-------- DATA FOR THE TASK --------
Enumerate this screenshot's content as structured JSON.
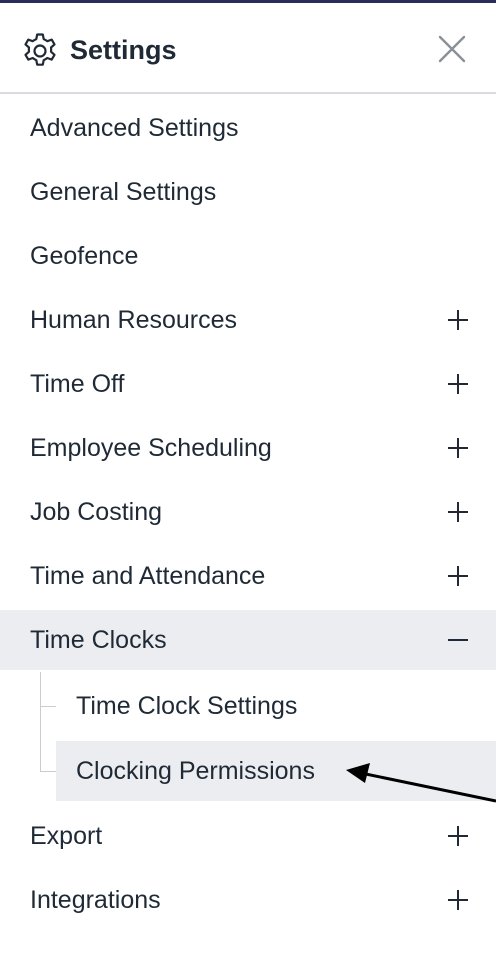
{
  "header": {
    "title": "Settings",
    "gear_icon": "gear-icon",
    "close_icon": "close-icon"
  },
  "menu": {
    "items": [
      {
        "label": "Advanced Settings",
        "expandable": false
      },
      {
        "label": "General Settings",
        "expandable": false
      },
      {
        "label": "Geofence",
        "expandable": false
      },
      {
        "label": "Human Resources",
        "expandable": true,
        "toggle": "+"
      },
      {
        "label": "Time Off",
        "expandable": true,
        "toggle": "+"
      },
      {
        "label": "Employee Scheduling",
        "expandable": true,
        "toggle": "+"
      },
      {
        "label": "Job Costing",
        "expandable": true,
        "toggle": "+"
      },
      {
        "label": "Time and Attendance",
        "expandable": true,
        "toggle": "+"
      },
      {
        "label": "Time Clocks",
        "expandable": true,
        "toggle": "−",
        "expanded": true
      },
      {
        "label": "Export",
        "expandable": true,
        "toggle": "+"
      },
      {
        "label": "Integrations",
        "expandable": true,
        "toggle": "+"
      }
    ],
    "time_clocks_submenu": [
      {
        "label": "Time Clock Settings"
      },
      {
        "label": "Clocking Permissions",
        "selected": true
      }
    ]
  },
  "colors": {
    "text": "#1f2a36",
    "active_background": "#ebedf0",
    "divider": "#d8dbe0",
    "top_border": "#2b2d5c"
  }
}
--------
▶ _STATED GOAL_: Retype all of the entries exactly as written, leaving out any images.

▶ _OUTPUT FOR THIS TASK_:
Enumerate this screenshot's content as structured JSON.
{
  "header": {
    "title": "Settings",
    "gear_icon": "gear-icon",
    "close_icon": "close-icon"
  },
  "menu": {
    "items": [
      {
        "label": "Advanced Settings",
        "expandable": false
      },
      {
        "label": "General Settings",
        "expandable": false
      },
      {
        "label": "Geofence",
        "expandable": false
      },
      {
        "label": "Human Resources",
        "expandable": true,
        "toggle": "+"
      },
      {
        "label": "Time Off",
        "expandable": true,
        "toggle": "+"
      },
      {
        "label": "Employee Scheduling",
        "expandable": true,
        "toggle": "+"
      },
      {
        "label": "Job Costing",
        "expandable": true,
        "toggle": "+"
      },
      {
        "label": "Time and Attendance",
        "expandable": true,
        "toggle": "+"
      },
      {
        "label": "Time Clocks",
        "expandable": true,
        "toggle": "−",
        "expanded": true
      },
      {
        "label": "Export",
        "expandable": true,
        "toggle": "+"
      },
      {
        "label": "Integrations",
        "expandable": true,
        "toggle": "+"
      }
    ],
    "time_clocks_submenu": [
      {
        "label": "Time Clock Settings"
      },
      {
        "label": "Clocking Permissions",
        "selected": true
      }
    ]
  },
  "colors": {
    "text": "#1f2a36",
    "active_background": "#ebedf0",
    "divider": "#d8dbe0",
    "top_border": "#2b2d5c"
  }
}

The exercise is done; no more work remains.